# STATED EXERCISE:
All of the lines below are to be printed again exactly; images are excluded from the output.

# SUPPLIED ENTRIES:
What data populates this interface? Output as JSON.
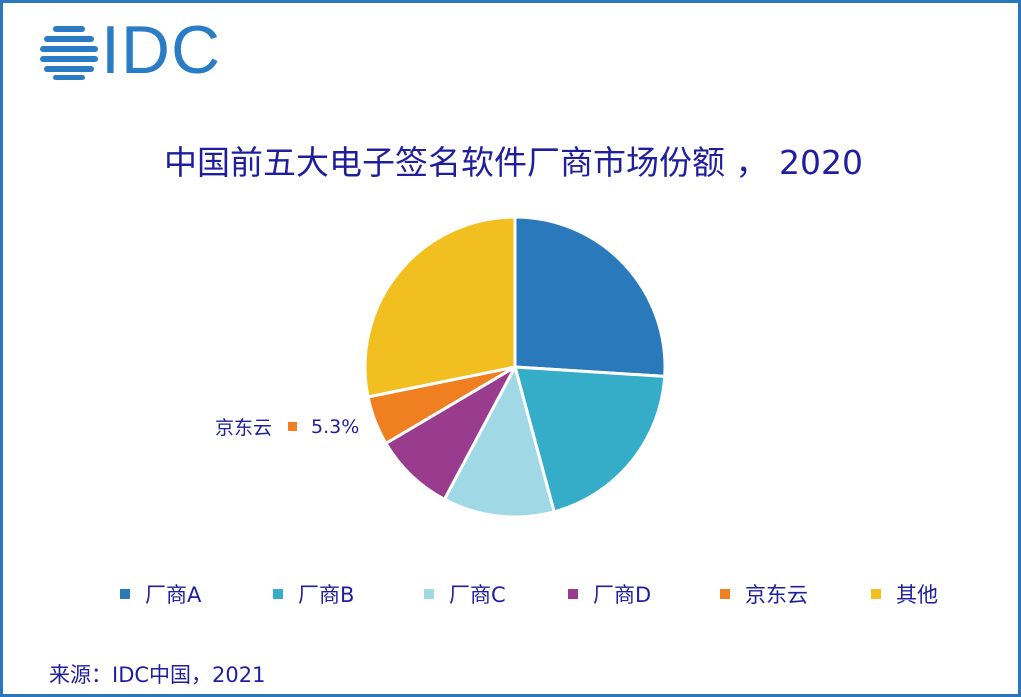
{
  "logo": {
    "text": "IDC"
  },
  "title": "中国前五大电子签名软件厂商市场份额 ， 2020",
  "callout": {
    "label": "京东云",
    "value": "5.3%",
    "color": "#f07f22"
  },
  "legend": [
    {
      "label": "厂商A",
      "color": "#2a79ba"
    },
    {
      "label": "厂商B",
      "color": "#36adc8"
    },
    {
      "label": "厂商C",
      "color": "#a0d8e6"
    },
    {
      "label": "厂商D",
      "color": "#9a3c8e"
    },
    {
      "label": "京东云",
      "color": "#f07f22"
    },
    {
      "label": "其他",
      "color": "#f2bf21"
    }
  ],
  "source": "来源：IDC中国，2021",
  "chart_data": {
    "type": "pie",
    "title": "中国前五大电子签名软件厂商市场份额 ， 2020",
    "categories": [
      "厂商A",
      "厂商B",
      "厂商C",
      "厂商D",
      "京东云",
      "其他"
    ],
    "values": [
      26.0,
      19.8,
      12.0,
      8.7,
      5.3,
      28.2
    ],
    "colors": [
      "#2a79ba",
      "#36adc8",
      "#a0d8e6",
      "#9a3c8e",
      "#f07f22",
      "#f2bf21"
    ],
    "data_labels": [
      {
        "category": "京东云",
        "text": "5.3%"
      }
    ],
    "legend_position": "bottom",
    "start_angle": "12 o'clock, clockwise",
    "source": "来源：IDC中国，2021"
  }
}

# SOLUTION TO THIS PROBLEM:
What data populates this interface? Output as JSON.
{
  "logo": {
    "text": "IDC"
  },
  "title": "中国前五大电子签名软件厂商市场份额 ， 2020",
  "callout": {
    "label": "京东云",
    "value": "5.3%",
    "color": "#f07f22"
  },
  "legend": [
    {
      "label": "厂商A",
      "color": "#2a79ba"
    },
    {
      "label": "厂商B",
      "color": "#36adc8"
    },
    {
      "label": "厂商C",
      "color": "#a0d8e6"
    },
    {
      "label": "厂商D",
      "color": "#9a3c8e"
    },
    {
      "label": "京东云",
      "color": "#f07f22"
    },
    {
      "label": "其他",
      "color": "#f2bf21"
    }
  ],
  "source": "来源：IDC中国，2021",
  "chart_data": {
    "type": "pie",
    "title": "中国前五大电子签名软件厂商市场份额 ， 2020",
    "categories": [
      "厂商A",
      "厂商B",
      "厂商C",
      "厂商D",
      "京东云",
      "其他"
    ],
    "values": [
      26.0,
      19.8,
      12.0,
      8.7,
      5.3,
      28.2
    ],
    "colors": [
      "#2a79ba",
      "#36adc8",
      "#a0d8e6",
      "#9a3c8e",
      "#f07f22",
      "#f2bf21"
    ],
    "data_labels": [
      {
        "category": "京东云",
        "text": "5.3%"
      }
    ],
    "legend_position": "bottom",
    "start_angle": "12 o'clock, clockwise",
    "source": "来源：IDC中国，2021"
  }
}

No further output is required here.